**Task to complete**
Give every entry again, unchanged, and leave its images out.

**Data provided**
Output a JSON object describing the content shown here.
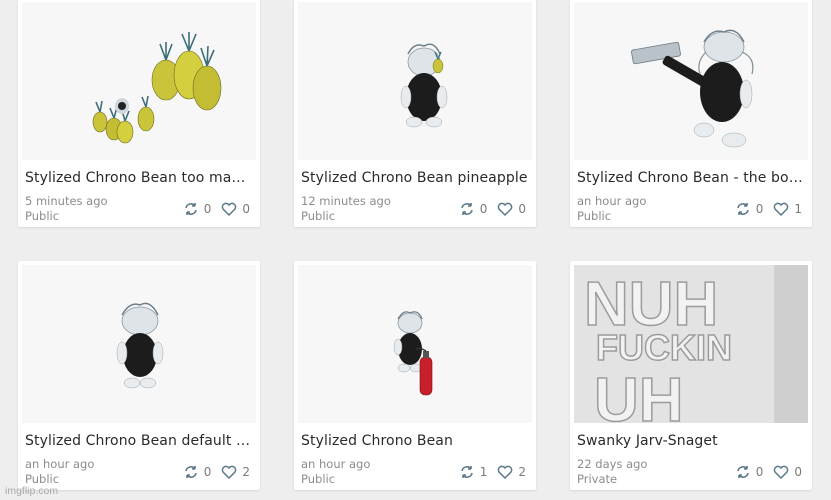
{
  "cards": [
    {
      "title": "Stylized Chrono Bean too many ...",
      "time": "5 minutes ago",
      "visibility": "Public",
      "remixes": "0",
      "likes": "0",
      "thumbnail": "pineapples-scene"
    },
    {
      "title": "Stylized Chrono Bean pineapple",
      "time": "12 minutes ago",
      "visibility": "Public",
      "remixes": "0",
      "likes": "0",
      "thumbnail": "bean-holding-pineapple"
    },
    {
      "title": "Stylized Chrono Bean - the bonk",
      "time": "an hour ago",
      "visibility": "Public",
      "remixes": "0",
      "likes": "1",
      "thumbnail": "bean-with-hammer"
    },
    {
      "title": "Stylized Chrono Bean default p...",
      "time": "an hour ago",
      "visibility": "Public",
      "remixes": "0",
      "likes": "2",
      "thumbnail": "bean-default-pose"
    },
    {
      "title": "Stylized Chrono Bean",
      "time": "an hour ago",
      "visibility": "Public",
      "remixes": "1",
      "likes": "2",
      "thumbnail": "bean-with-extinguisher"
    },
    {
      "title": "Swanky Jarv-Snaget",
      "time": "22 days ago",
      "visibility": "Private",
      "remixes": "0",
      "likes": "0",
      "thumbnail": "3d-block-text",
      "thumbnail_text": [
        "NUH",
        "FUCKIN",
        "UH"
      ]
    }
  ],
  "icons": {
    "remix": "remix-icon",
    "like": "heart-icon"
  },
  "watermark": "imgflip.com",
  "colors": {
    "background": "#eeeeee",
    "card": "#ffffff",
    "title_text": "#2a2a2a",
    "meta_text": "#8c8c8c",
    "pineapple_yellow": "#c9c43a",
    "extinguisher_red": "#c8202a"
  }
}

**Result**
Output a JSON object describing the content shown here.
{
  "cards": [
    {
      "title": "Stylized Chrono Bean too many ...",
      "time": "5 minutes ago",
      "visibility": "Public",
      "remixes": "0",
      "likes": "0",
      "thumbnail": "pineapples-scene"
    },
    {
      "title": "Stylized Chrono Bean pineapple",
      "time": "12 minutes ago",
      "visibility": "Public",
      "remixes": "0",
      "likes": "0",
      "thumbnail": "bean-holding-pineapple"
    },
    {
      "title": "Stylized Chrono Bean - the bonk",
      "time": "an hour ago",
      "visibility": "Public",
      "remixes": "0",
      "likes": "1",
      "thumbnail": "bean-with-hammer"
    },
    {
      "title": "Stylized Chrono Bean default p...",
      "time": "an hour ago",
      "visibility": "Public",
      "remixes": "0",
      "likes": "2",
      "thumbnail": "bean-default-pose"
    },
    {
      "title": "Stylized Chrono Bean",
      "time": "an hour ago",
      "visibility": "Public",
      "remixes": "1",
      "likes": "2",
      "thumbnail": "bean-with-extinguisher"
    },
    {
      "title": "Swanky Jarv-Snaget",
      "time": "22 days ago",
      "visibility": "Private",
      "remixes": "0",
      "likes": "0",
      "thumbnail": "3d-block-text",
      "thumbnail_text": [
        "NUH",
        "FUCKIN",
        "UH"
      ]
    }
  ],
  "icons": {
    "remix": "remix-icon",
    "like": "heart-icon"
  },
  "watermark": "imgflip.com",
  "colors": {
    "background": "#eeeeee",
    "card": "#ffffff",
    "title_text": "#2a2a2a",
    "meta_text": "#8c8c8c",
    "pineapple_yellow": "#c9c43a",
    "extinguisher_red": "#c8202a"
  }
}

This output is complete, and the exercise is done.